EXERCISE GOAL
Your task is to extract every entry that follows word for word while excluding the pictures.

RECORD LIST

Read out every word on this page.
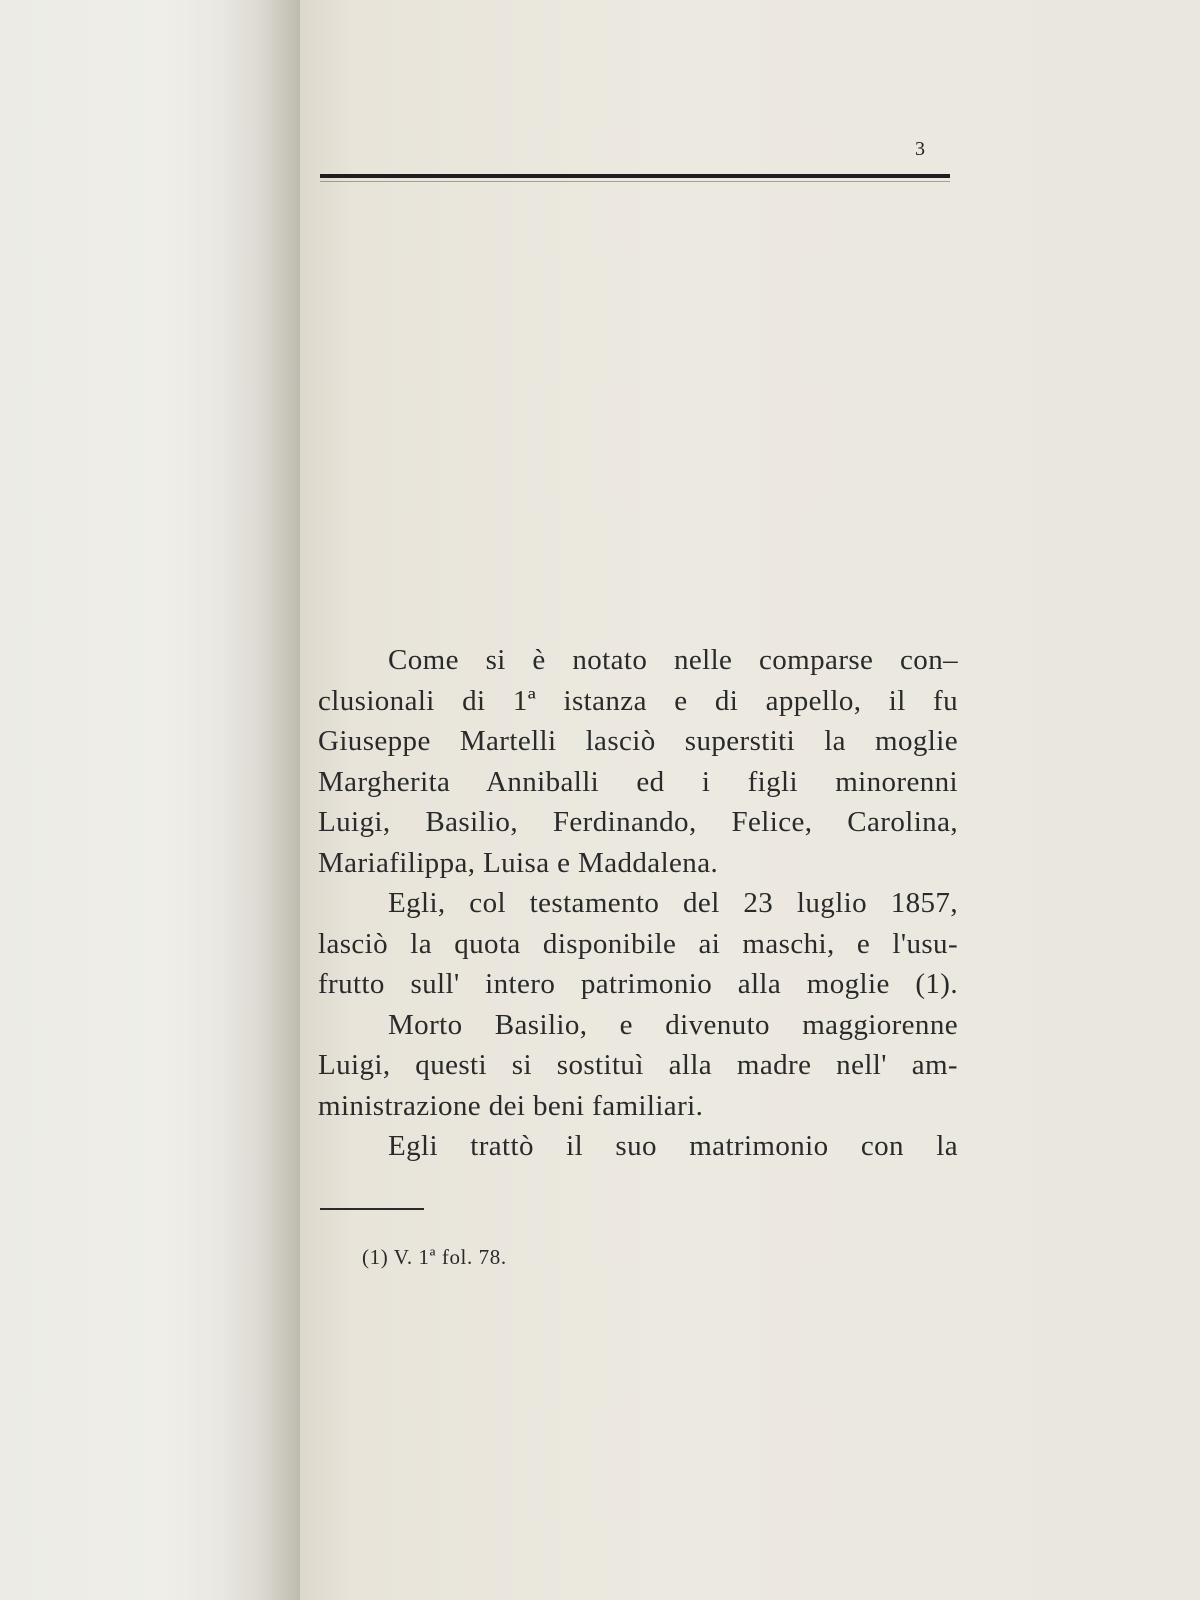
3
Come si è notato nelle comparse con–
clusionali di 1ª istanza e di appello, il fu
Giuseppe Martelli lasciò superstiti la moglie
Margherita Anniballi ed i figli minorenni
Luigi, Basilio, Ferdinando, Felice, Carolina,
Mariafilippa, Luisa e Maddalena.
Egli, col testamento del 23 luglio 1857,
lasciò la quota disponibile ai maschi, e l'usu-
frutto sull' intero patrimonio alla moglie (1).
Morto Basilio, e divenuto maggiorenne
Luigi, questi si sostituì alla madre nell' am-
ministrazione dei beni familiari.
Egli trattò il suo matrimonio con la
(1) V. 1ª fol. 78.
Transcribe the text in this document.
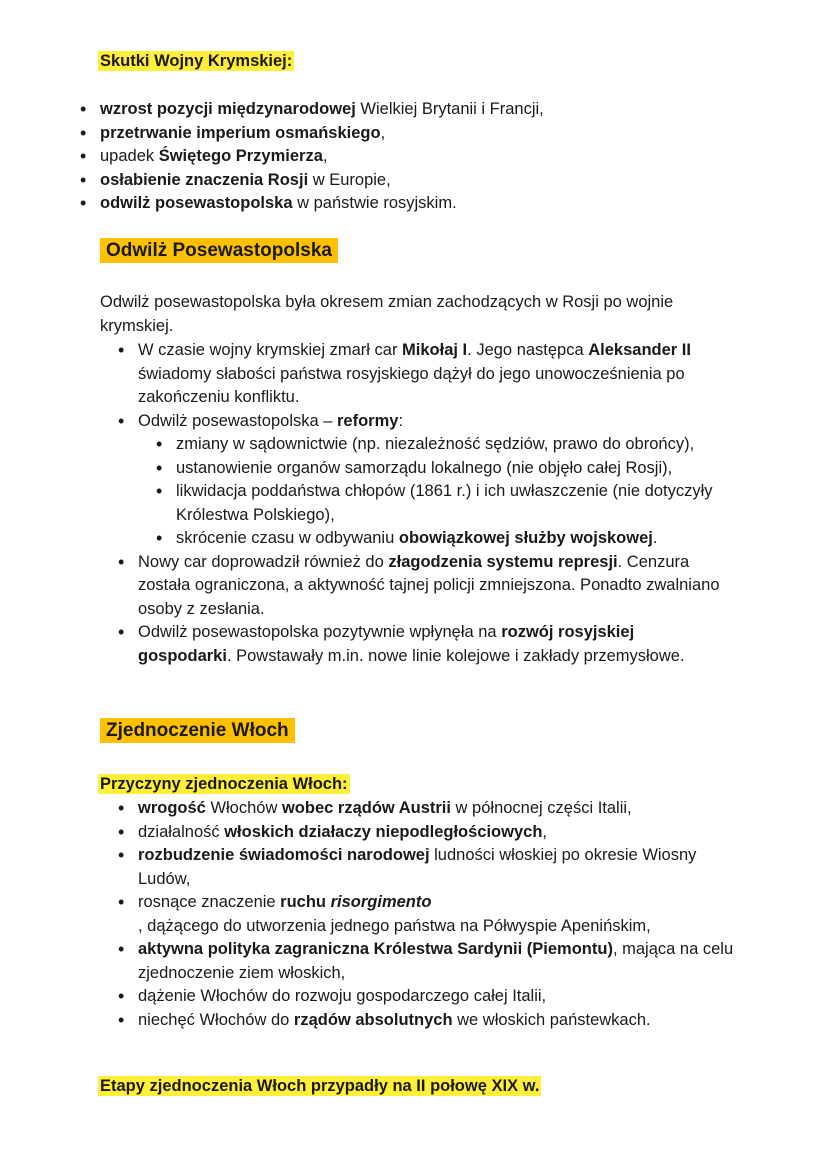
Skutki Wojny Krymskiej:
• wzrost pozycji międzynarodowej Wielkiej Brytanii i Francji,
• przetrwanie imperium osmańskiego,
• upadek Świętego Przymierza,
• osłabienie znaczenia Rosji w Europie,
• odwilż posewastopolska w państwie rosyjskim.
Odwilż Posewastopolska
Odwilż posewastopolska była okresem zmian zachodzących w Rosji po wojnie krymskiej.
• W czasie wojny krymskiej zmarł car Mikołaj I. Jego następca Aleksander II świadomy słabości państwa rosyjskiego dążył do jego unowocześnienia po zakończeniu konfliktu.
• Odwilż posewastopolska – reformy:
• zmiany w sądownictwie (np. niezależność sędziów, prawo do obrońcy),
• ustanowienie organów samorządu lokalnego (nie objęło całej Rosji),
• likwidacja poddaństwa chłopów (1861 r.) i ich uwłaszczenie (nie dotyczyły Królestwa Polskiego),
• skrócenie czasu w odbywaniu obowiązkowej służby wojskowej.
• Nowy car doprowadził również do złagodzenia systemu represji. Cenzura została ograniczona, a aktywność tajnej policji zmniejszona. Ponadto zwalniano osoby z zesłania.
• Odwilż posewastopolska pozytywnie wpłynęła na rozwój rosyjskiej gospodarki. Powstawały m.in. nowe linie kolejowe i zakłady przemysłowe.
Zjednoczenie Włoch
Przyczyny zjednoczenia Włoch:
• wrogość Włochów wobec rządów Austrii w północnej części Italii,
• działalność włoskich działaczy niepodległościowych,
• rozbudzenie świadomości narodowej ludności włoskiej po okresie Wiosny Ludów,
• rosnące znaczenie ruchu risorgimento
, dążącego do utworzenia jednego państwa na Półwyspie Apenińskim,
• aktywna polityka zagraniczna Królestwa Sardynii (Piemontu), mająca na celu zjednoczenie ziem włoskich,
• dążenie Włochów do rozwoju gospodarczego całej Italii,
• niechęć Włochów do rządów absolutnych we włoskich państewkach.
Etapy zjednoczenia Włoch przypadły na II połowę XIX w.
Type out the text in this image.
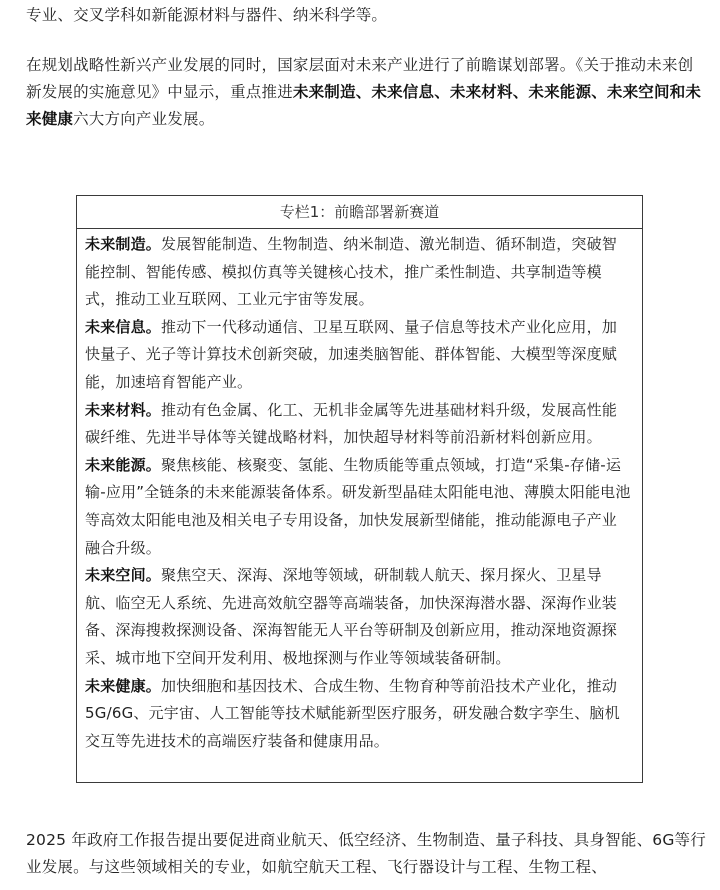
专业、交叉学科如新能源材料与器件、纳米科学等。

在规划战略性新兴产业发展的同时，国家层面对未来产业进行了前瞻谋划部署。《关于推动未来创新发展的实施意见》中显示，重点推进未来制造、未来信息、未来材料、未来能源、未来空间和未来健康六大方向产业发展。

专栏1：前瞻部署新赛道

未来制造。发展智能制造、生物制造、纳米制造、激光制造、循环制造，突破智能控制、智能传感、模拟仿真等关键核心技术，推广柔性制造、共享制造等模式，推动工业互联网、工业元宇宙等发展。

未来信息。推动下一代移动通信、卫星互联网、量子信息等技术产业化应用，加快量子、光子等计算技术创新突破，加速类脑智能、群体智能、大模型等深度赋能，加速培育智能产业。

未来材料。推动有色金属、化工、无机非金属等先进基础材料升级，发展高性能碳纤维、先进半导体等关键战略材料，加快超导材料等前沿新材料创新应用。

未来能源。聚焦核能、核聚变、氢能、生物质能等重点领域，打造“采集-存储-运输-应用”全链条的未来能源装备体系。研发新型晶硅太阳能电池、薄膜太阳能电池等高效太阳能电池及相关电子专用设备，加快发展新型储能，推动能源电子产业融合升级。

未来空间。聚焦空天、深海、深地等领域，研制载人航天、探月探火、卫星导航、临空无人系统、先进高效航空器等高端装备，加快深海潜水器、深海作业装备、深海搜救探测设备、深海智能无人平台等研制及创新应用，推动深地资源探采、城市地下空间开发利用、极地探测与作业等领域装备研制。

未来健康。加快细胞和基因技术、合成生物、生物育种等前沿技术产业化，推动5G/6G、元宇宙、人工智能等技术赋能新型医疗服务，研发融合数字孪生、脑机交互等先进技术的高端医疗装备和健康用品。

2025 年政府工作报告提出要促进商业航天、低空经济、生物制造、量子科技、具身智能、6G等行业发展。与这些领域相关的专业，如航空航天工程、飞行器设计与工程、生物工程、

ANSWER FOR THE TASK
Read out every word on this page.
3
Come si è notato nelle comparse con–
clusionali di 1ª istanza e di appello, il fu
Giuseppe Martelli lasciò superstiti la moglie
Margherita Anniballi ed i figli minorenni
Luigi, Basilio, Ferdinando, Felice, Carolina,
Mariafilippa, Luisa e Maddalena.
Egli, col testamento del 23 luglio 1857,
lasciò la quota disponibile ai maschi, e l'usu-
frutto sull' intero patrimonio alla moglie (1).
Morto Basilio, e divenuto maggiorenne
Luigi, questi si sostituì alla madre nell' am-
ministrazione dei beni familiari.
Egli trattò il suo matrimonio con la
(1) V. 1ª fol. 78.
Transcribe the text in this document.
Skutki Wojny Krymskiej:
• wzrost pozycji międzynarodowej Wielkiej Brytanii i Francji,
• przetrwanie imperium osmańskiego,
• upadek Świętego Przymierza,
• osłabienie znaczenia Rosji w Europie,
• odwilż posewastopolska w państwie rosyjskim.
Odwilż Posewastopolska
Odwilż posewastopolska była okresem zmian zachodzących w Rosji po wojnie krymskiej.
• W czasie wojny krymskiej zmarł car Mikołaj I. Jego następca Aleksander II świadomy słabości państwa rosyjskiego dążył do jego unowocześnienia po zakończeniu konfliktu.
• Odwilż posewastopolska – reformy:
• zmiany w sądownictwie (np. niezależność sędziów, prawo do obrońcy),
• ustanowienie organów samorządu lokalnego (nie objęło całej Rosji),
• likwidacja poddaństwa chłopów (1861 r.) i ich uwłaszczenie (nie dotyczyły Królestwa Polskiego),
• skrócenie czasu w odbywaniu obowiązkowej służby wojskowej.
• Nowy car doprowadził również do złagodzenia systemu represji. Cenzura została ograniczona, a aktywność tajnej policji zmniejszona. Ponadto zwalniano osoby z zesłania.
• Odwilż posewastopolska pozytywnie wpłynęła na rozwój rosyjskiej gospodarki. Powstawały m.in. nowe linie kolejowe i zakłady przemysłowe.
Zjednoczenie Włoch
Przyczyny zjednoczenia Włoch:
• wrogość Włochów wobec rządów Austrii w północnej części Italii,
• działalność włoskich działaczy niepodległościowych,
• rozbudzenie świadomości narodowej ludności włoskiej po okresie Wiosny Ludów,
• rosnące znaczenie ruchu risorgimento
, dążącego do utworzenia jednego państwa na Półwyspie Apenińskim,
• aktywna polityka zagraniczna Królestwa Sardynii (Piemontu), mająca na celu zjednoczenie ziem włoskich,
• dążenie Włochów do rozwoju gospodarczego całej Italii,
• niechęć Włochów do rządów absolutnych we włoskich państewkach.
Etapy zjednoczenia Włoch przypadły na II połowę XIX w.
Type out the text in this image.
专业、交叉学科如新能源材料与器件、纳米科学等。

在规划战略性新兴产业发展的同时，国家层面对未来产业进行了前瞻谋划部署。《关于推动未来创新发展的实施意见》中显示，重点推进未来制造、未来信息、未来材料、未来能源、未来空间和未来健康六大方向产业发展。

专栏1：前瞻部署新赛道

未来制造。发展智能制造、生物制造、纳米制造、激光制造、循环制造，突破智能控制、智能传感、模拟仿真等关键核心技术，推广柔性制造、共享制造等模式，推动工业互联网、工业元宇宙等发展。

未来信息。推动下一代移动通信、卫星互联网、量子信息等技术产业化应用，加快量子、光子等计算技术创新突破，加速类脑智能、群体智能、大模型等深度赋能，加速培育智能产业。

未来材料。推动有色金属、化工、无机非金属等先进基础材料升级，发展高性能碳纤维、先进半导体等关键战略材料，加快超导材料等前沿新材料创新应用。

未来能源。聚焦核能、核聚变、氢能、生物质能等重点领域，打造“采集-存储-运输-应用”全链条的未来能源装备体系。研发新型晶硅太阳能电池、薄膜太阳能电池等高效太阳能电池及相关电子专用设备，加快发展新型储能，推动能源电子产业融合升级。

未来空间。聚焦空天、深海、深地等领域，研制载人航天、探月探火、卫星导航、临空无人系统、先进高效航空器等高端装备，加快深海潜水器、深海作业装备、深海搜救探测设备、深海智能无人平台等研制及创新应用，推动深地资源探采、城市地下空间开发利用、极地探测与作业等领域装备研制。

未来健康。加快细胞和基因技术、合成生物、生物育种等前沿技术产业化，推动5G/6G、元宇宙、人工智能等技术赋能新型医疗服务，研发融合数字孪生、脑机交互等先进技术的高端医疗装备和健康用品。

2025 年政府工作报告提出要促进商业航天、低空经济、生物制造、量子科技、具身智能、6G等行业发展。与这些领域相关的专业，如航空航天工程、飞行器设计与工程、生物工程、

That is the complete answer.